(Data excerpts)
## START

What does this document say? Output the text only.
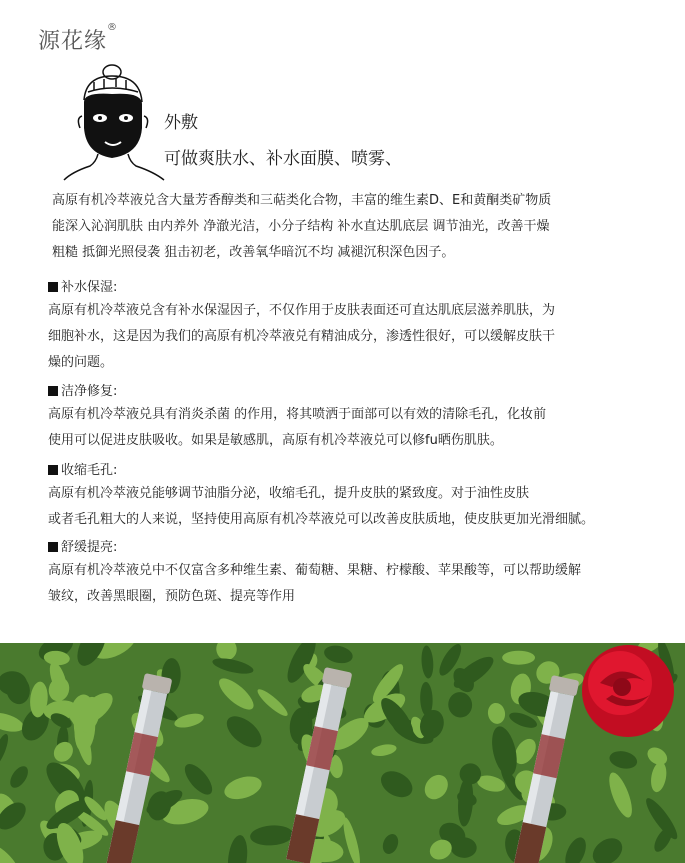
源花缘®
外敷
可做爽肤水、补水面膜、喷雾、

高原有机冷萃液兑含大量芳香醇类和三萜类化合物，丰富的维生素D、E和黄酮类矿物质

能深入沁润肌肤 由内养外 净澈光洁，小分子结构 补水直达肌底层 调节油光，改善干燥

粗糙 抵御光照侵袭 狙击初老，改善氧华暗沉不均 减褪沉积深色因子。

补水保湿:

高原有机冷萃液兑含有补水保湿因子，不仅作用于皮肤表面还可直达肌底层滋养肌肤，为

细胞补水，这是因为我们的高原有机冷萃液兑有精油成分，渗透性很好，可以缓解皮肤干

燥的问题。

洁净修复:

高原有机冷萃液兑具有消炎杀菌 的作用，将其喷洒于面部可以有效的清除毛孔，化妆前

使用可以促进皮肤吸收。如果是敏感肌，高原有机冷萃液兑可以修fu晒伤肌肤。

收缩毛孔:

高原有机冷萃液兑能够调节油脂分泌，收缩毛孔，提升皮肤的紧致度。对于油性皮肤

或者毛孔粗大的人来说，坚持使用高原有机冷萃液兑可以改善皮肤质地，使皮肤更加光滑细腻。

舒缓提亮:

高原有机冷萃液兑中不仅富含多种维生素、葡萄糖、果糖、柠檬酸、苹果酸等，可以帮助缓解

皱纹，改善黑眼圈，预防色斑、提亮等作用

## END

DESCRIPTION OF THE TASK: Every line of the material is to be quoted exactly, with no pictures carried over.

REPLY TO THE EXERCISE:
What does this document say? Output the text only.
源花缘®
外敷
可做爽肤水、补水面膜、喷雾、

高原有机冷萃液兑含大量芳香醇类和三萜类化合物，丰富的维生素D、E和黄酮类矿物质

能深入沁润肌肤 由内养外 净澈光洁，小分子结构 补水直达肌底层 调节油光，改善干燥

粗糙 抵御光照侵袭 狙击初老，改善氧华暗沉不均 减褪沉积深色因子。

补水保湿:

高原有机冷萃液兑含有补水保湿因子，不仅作用于皮肤表面还可直达肌底层滋养肌肤，为

细胞补水，这是因为我们的高原有机冷萃液兑有精油成分，渗透性很好，可以缓解皮肤干

燥的问题。

洁净修复:

高原有机冷萃液兑具有消炎杀菌 的作用，将其喷洒于面部可以有效的清除毛孔，化妆前

使用可以促进皮肤吸收。如果是敏感肌，高原有机冷萃液兑可以修fu晒伤肌肤。

收缩毛孔:

高原有机冷萃液兑能够调节油脂分泌，收缩毛孔，提升皮肤的紧致度。对于油性皮肤

或者毛孔粗大的人来说，坚持使用高原有机冷萃液兑可以改善皮肤质地，使皮肤更加光滑细腻。

舒缓提亮:

高原有机冷萃液兑中不仅富含多种维生素、葡萄糖、果糖、柠檬酸、苹果酸等，可以帮助缓解

皱纹，改善黑眼圈，预防色斑、提亮等作用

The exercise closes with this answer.